### [Exercise requirements]
Give only the number of lines in the listing below where the string "Media" occurs.

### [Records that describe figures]
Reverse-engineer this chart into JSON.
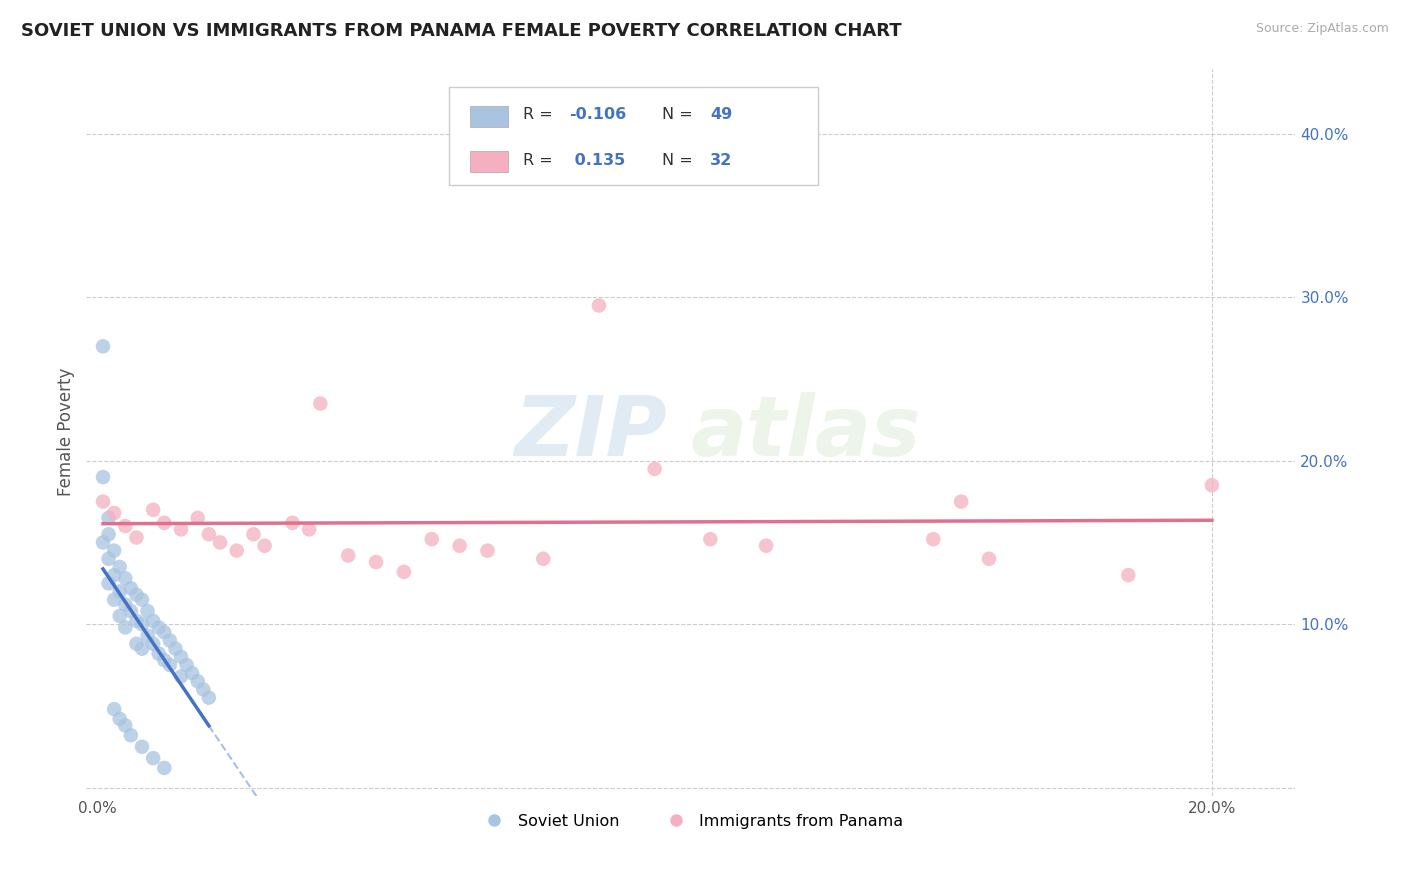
{
  "title": "SOVIET UNION VS IMMIGRANTS FROM PANAMA FEMALE POVERTY CORRELATION CHART",
  "source_text": "Source: ZipAtlas.com",
  "ylabel": "Female Poverty",
  "watermark": "ZIPatlas",
  "xlim": [
    -0.002,
    0.215
  ],
  "ylim": [
    -0.005,
    0.44
  ],
  "xticks": [
    0.0,
    0.05,
    0.1,
    0.15,
    0.2
  ],
  "xtick_labels": [
    "0.0%",
    "",
    "",
    "",
    "20.0%"
  ],
  "yticks_right": [
    0.0,
    0.1,
    0.2,
    0.3,
    0.4
  ],
  "ytick_labels_right": [
    "",
    "10.0%",
    "20.0%",
    "30.0%",
    "40.0%"
  ],
  "legend_sublabel1": "Soviet Union",
  "legend_sublabel2": "Immigrants from Panama",
  "blue_color": "#a8c4e0",
  "pink_color": "#f4b0c0",
  "blue_line_color": "#4472c4",
  "pink_line_color": "#e07090",
  "soviet_x": [
    0.001,
    0.001,
    0.002,
    0.002,
    0.002,
    0.003,
    0.003,
    0.003,
    0.004,
    0.004,
    0.004,
    0.005,
    0.005,
    0.005,
    0.006,
    0.006,
    0.007,
    0.007,
    0.007,
    0.008,
    0.008,
    0.008,
    0.009,
    0.009,
    0.01,
    0.01,
    0.011,
    0.011,
    0.012,
    0.012,
    0.013,
    0.013,
    0.014,
    0.015,
    0.015,
    0.016,
    0.017,
    0.018,
    0.019,
    0.02,
    0.001,
    0.002,
    0.003,
    0.004,
    0.005,
    0.006,
    0.008,
    0.01,
    0.012
  ],
  "soviet_y": [
    0.19,
    0.15,
    0.165,
    0.14,
    0.125,
    0.145,
    0.13,
    0.115,
    0.135,
    0.12,
    0.105,
    0.128,
    0.112,
    0.098,
    0.122,
    0.108,
    0.118,
    0.102,
    0.088,
    0.115,
    0.1,
    0.085,
    0.108,
    0.093,
    0.102,
    0.088,
    0.098,
    0.082,
    0.095,
    0.078,
    0.09,
    0.075,
    0.085,
    0.08,
    0.068,
    0.075,
    0.07,
    0.065,
    0.06,
    0.055,
    0.27,
    0.155,
    0.048,
    0.042,
    0.038,
    0.032,
    0.025,
    0.018,
    0.012
  ],
  "panama_x": [
    0.001,
    0.003,
    0.005,
    0.007,
    0.01,
    0.012,
    0.015,
    0.018,
    0.02,
    0.022,
    0.025,
    0.028,
    0.03,
    0.035,
    0.038,
    0.04,
    0.045,
    0.05,
    0.055,
    0.06,
    0.065,
    0.07,
    0.08,
    0.09,
    0.1,
    0.11,
    0.12,
    0.15,
    0.155,
    0.16,
    0.185,
    0.2
  ],
  "panama_y": [
    0.175,
    0.168,
    0.16,
    0.153,
    0.17,
    0.162,
    0.158,
    0.165,
    0.155,
    0.15,
    0.145,
    0.155,
    0.148,
    0.162,
    0.158,
    0.235,
    0.142,
    0.138,
    0.132,
    0.152,
    0.148,
    0.145,
    0.14,
    0.295,
    0.195,
    0.152,
    0.148,
    0.152,
    0.175,
    0.14,
    0.13,
    0.185
  ]
}
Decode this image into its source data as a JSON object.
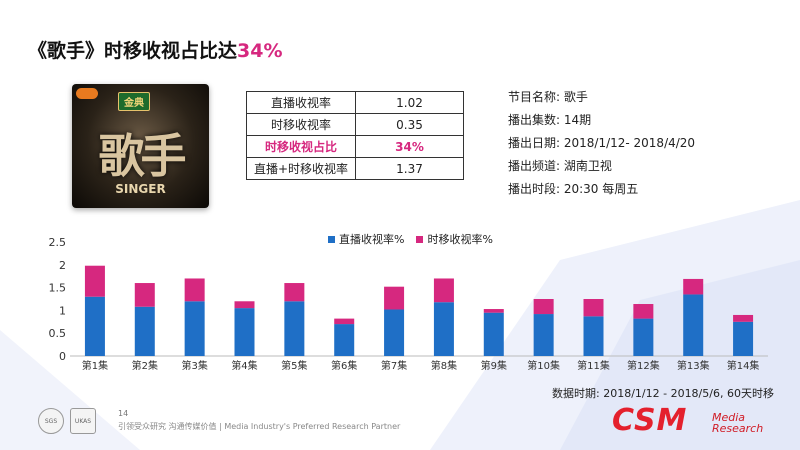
{
  "title": {
    "main": "《歌手》时移收视占比达",
    "highlight": "34%"
  },
  "poster": {
    "badge": "金典",
    "logo": "歌手",
    "sub": "SINGER"
  },
  "stats_table": [
    {
      "label": "直播收视率",
      "value": "1.02",
      "highlight": false
    },
    {
      "label": "时移收视率",
      "value": "0.35",
      "highlight": false
    },
    {
      "label": "时移收视占比",
      "value": "34%",
      "highlight": true
    },
    {
      "label": "直播+时移收视率",
      "value": "1.37",
      "highlight": false
    }
  ],
  "program_info": [
    "节目名称:  歌手",
    "播出集数:  14期",
    "播出日期:    2018/1/12- 2018/4/20",
    "播出频道:  湖南卫视",
    "播出时段:  20:30 每周五"
  ],
  "chart_data": {
    "type": "bar",
    "stacked": true,
    "categories": [
      "第1集",
      "第2集",
      "第3集",
      "第4集",
      "第5集",
      "第6集",
      "第7集",
      "第8集",
      "第9集",
      "第10集",
      "第11集",
      "第12集",
      "第13集",
      "第14集"
    ],
    "series": [
      {
        "name": "直播收视率%",
        "color": "#1f6fc6",
        "values": [
          1.3,
          1.08,
          1.2,
          1.05,
          1.2,
          0.7,
          1.02,
          1.18,
          0.95,
          0.92,
          0.87,
          0.82,
          1.35,
          0.75
        ]
      },
      {
        "name": "时移收视率%",
        "color": "#d6287f",
        "values": [
          0.68,
          0.52,
          0.5,
          0.15,
          0.4,
          0.12,
          0.5,
          0.52,
          0.08,
          0.33,
          0.38,
          0.32,
          0.34,
          0.15
        ]
      }
    ],
    "yticks": [
      "0",
      "0.5",
      "1",
      "1.5",
      "2",
      "2.5"
    ],
    "ylim": [
      0,
      2.5
    ],
    "legend_position": "top-center",
    "grid": false,
    "title": "",
    "xlabel": "",
    "ylabel": ""
  },
  "footnote": "数据时期:  2018/1/12 - 2018/5/6, 60天时移",
  "page_number": "14",
  "tagline": "引领受众研究 沟通传媒价值 | Media Industry's Preferred Research Partner",
  "certs": [
    "SGS",
    "UKAS"
  ],
  "brand": {
    "logo": "CSM",
    "sub_line1": "Media",
    "sub_line2": "Research"
  },
  "colors": {
    "accent": "#d6287f",
    "brand": "#e4202d",
    "bar_live": "#1f6fc6",
    "bar_timeshift": "#d6287f"
  }
}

### [Finished answer]
2